ENTRIES SHOWN:
--------------------------------

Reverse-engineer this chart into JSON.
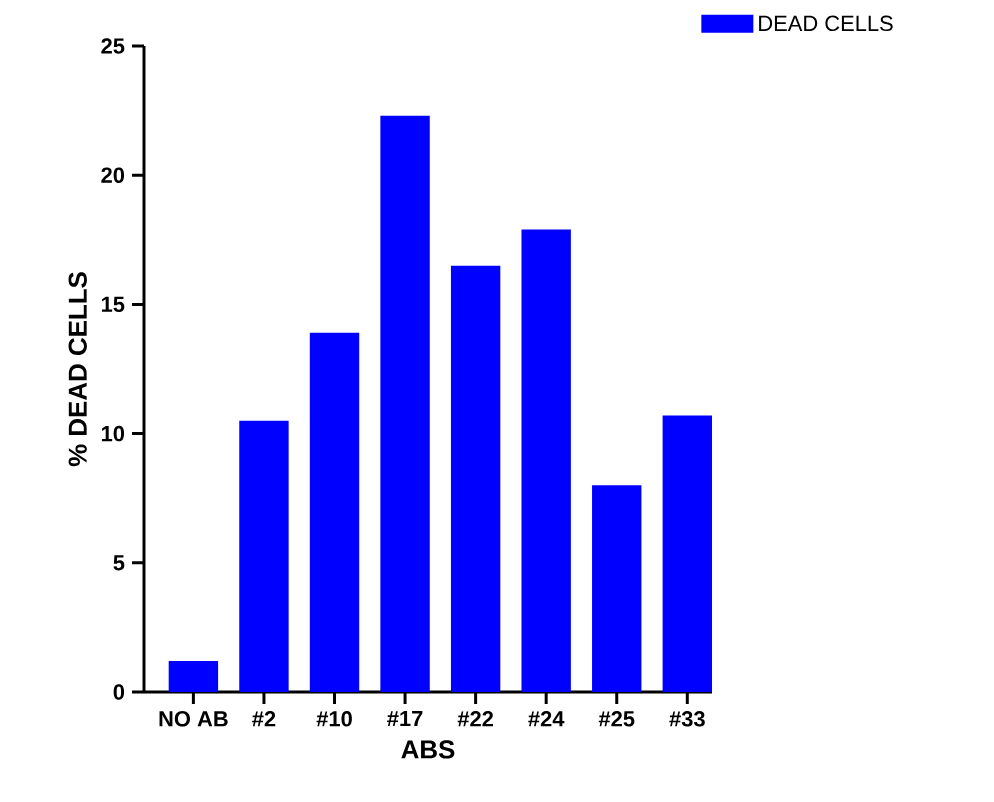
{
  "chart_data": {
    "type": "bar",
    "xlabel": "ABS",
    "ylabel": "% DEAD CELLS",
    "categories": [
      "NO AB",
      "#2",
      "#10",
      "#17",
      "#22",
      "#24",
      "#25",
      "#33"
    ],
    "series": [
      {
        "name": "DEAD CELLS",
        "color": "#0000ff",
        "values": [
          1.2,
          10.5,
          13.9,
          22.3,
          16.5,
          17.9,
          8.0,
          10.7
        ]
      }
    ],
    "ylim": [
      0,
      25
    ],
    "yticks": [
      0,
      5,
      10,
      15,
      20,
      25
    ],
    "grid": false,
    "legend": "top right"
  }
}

--------------------------------

INSTRUCTIONS TO FOLLOW: Transcribe all records verbatim and omit each image.

OUTPUT OF THE TASK:
Reverse-engineer this chart into JSON.
{
  "chart_data": {
    "type": "bar",
    "xlabel": "ABS",
    "ylabel": "% DEAD CELLS",
    "categories": [
      "NO AB",
      "#2",
      "#10",
      "#17",
      "#22",
      "#24",
      "#25",
      "#33"
    ],
    "series": [
      {
        "name": "DEAD CELLS",
        "color": "#0000ff",
        "values": [
          1.2,
          10.5,
          13.9,
          22.3,
          16.5,
          17.9,
          8.0,
          10.7
        ]
      }
    ],
    "ylim": [
      0,
      25
    ],
    "yticks": [
      0,
      5,
      10,
      15,
      20,
      25
    ],
    "grid": false,
    "legend": "top right"
  }
}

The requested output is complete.